> _Given problem_:
Identify each line holding the string "JSON" and copy it.

> _Material supplied_:
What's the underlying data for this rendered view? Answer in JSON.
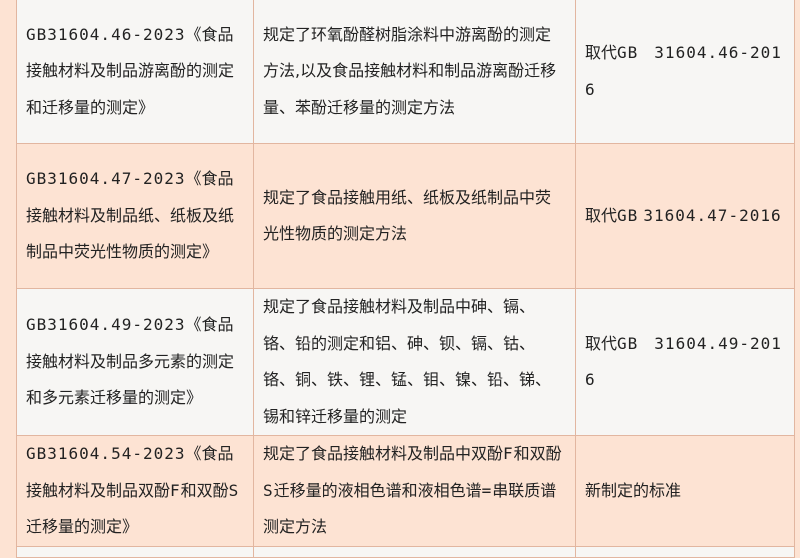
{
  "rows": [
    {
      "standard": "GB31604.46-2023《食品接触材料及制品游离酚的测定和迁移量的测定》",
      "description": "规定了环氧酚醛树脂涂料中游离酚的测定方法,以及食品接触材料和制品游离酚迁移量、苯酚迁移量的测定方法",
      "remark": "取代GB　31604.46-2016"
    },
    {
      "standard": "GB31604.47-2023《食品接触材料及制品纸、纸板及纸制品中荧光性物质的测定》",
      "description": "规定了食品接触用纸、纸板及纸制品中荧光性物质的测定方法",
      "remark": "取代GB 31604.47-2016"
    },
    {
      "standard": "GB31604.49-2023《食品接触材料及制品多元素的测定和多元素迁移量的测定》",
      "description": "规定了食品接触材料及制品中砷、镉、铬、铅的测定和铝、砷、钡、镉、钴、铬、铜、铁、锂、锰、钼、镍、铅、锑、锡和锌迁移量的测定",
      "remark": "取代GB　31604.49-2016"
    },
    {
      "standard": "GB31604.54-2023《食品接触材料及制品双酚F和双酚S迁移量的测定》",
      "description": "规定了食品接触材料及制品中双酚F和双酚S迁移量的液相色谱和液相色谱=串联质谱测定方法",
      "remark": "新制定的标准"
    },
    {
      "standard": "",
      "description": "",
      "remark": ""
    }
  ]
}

---

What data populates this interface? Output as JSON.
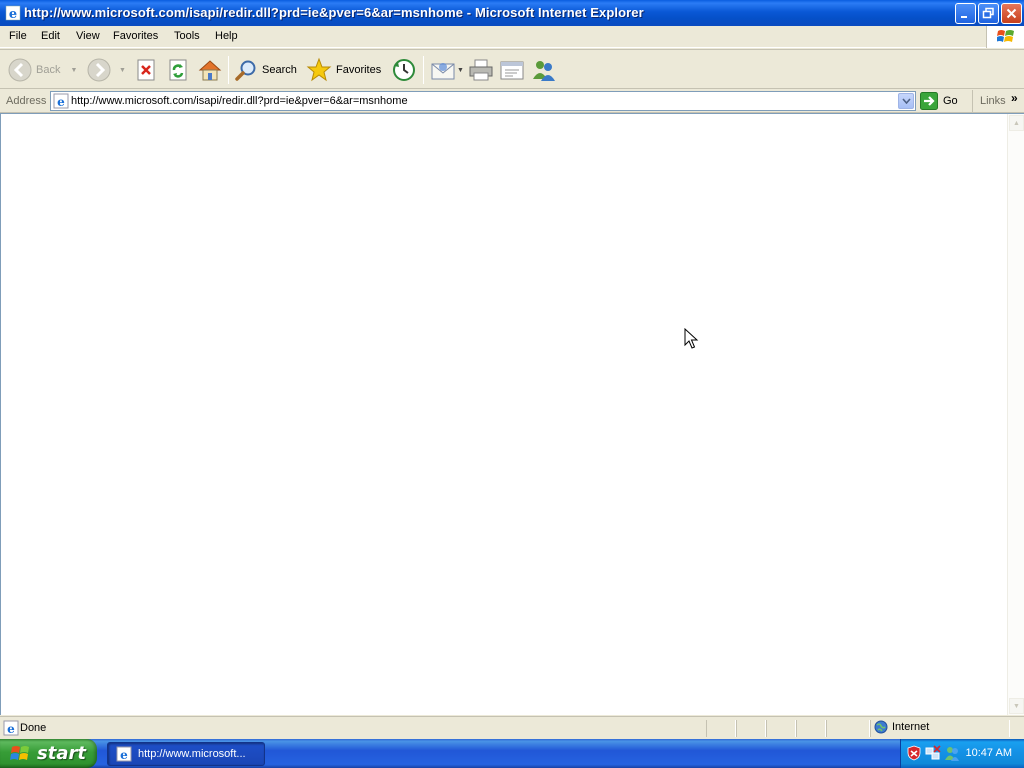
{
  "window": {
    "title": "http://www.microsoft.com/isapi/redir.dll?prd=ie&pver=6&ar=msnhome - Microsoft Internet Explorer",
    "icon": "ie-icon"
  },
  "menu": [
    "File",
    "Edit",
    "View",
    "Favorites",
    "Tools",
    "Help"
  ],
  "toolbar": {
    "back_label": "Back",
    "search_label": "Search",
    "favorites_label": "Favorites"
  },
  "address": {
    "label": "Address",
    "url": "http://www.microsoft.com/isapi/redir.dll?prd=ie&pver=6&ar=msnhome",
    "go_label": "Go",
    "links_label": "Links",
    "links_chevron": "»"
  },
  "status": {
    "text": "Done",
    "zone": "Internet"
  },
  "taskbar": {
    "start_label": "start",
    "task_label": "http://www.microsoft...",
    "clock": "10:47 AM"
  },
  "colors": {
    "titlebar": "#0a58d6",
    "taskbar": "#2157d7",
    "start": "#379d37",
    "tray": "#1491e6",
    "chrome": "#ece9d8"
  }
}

> _Reply_:
What's the underlying data for this rendered view? Answer in JSON.
What data populates this interface? Output as JSON.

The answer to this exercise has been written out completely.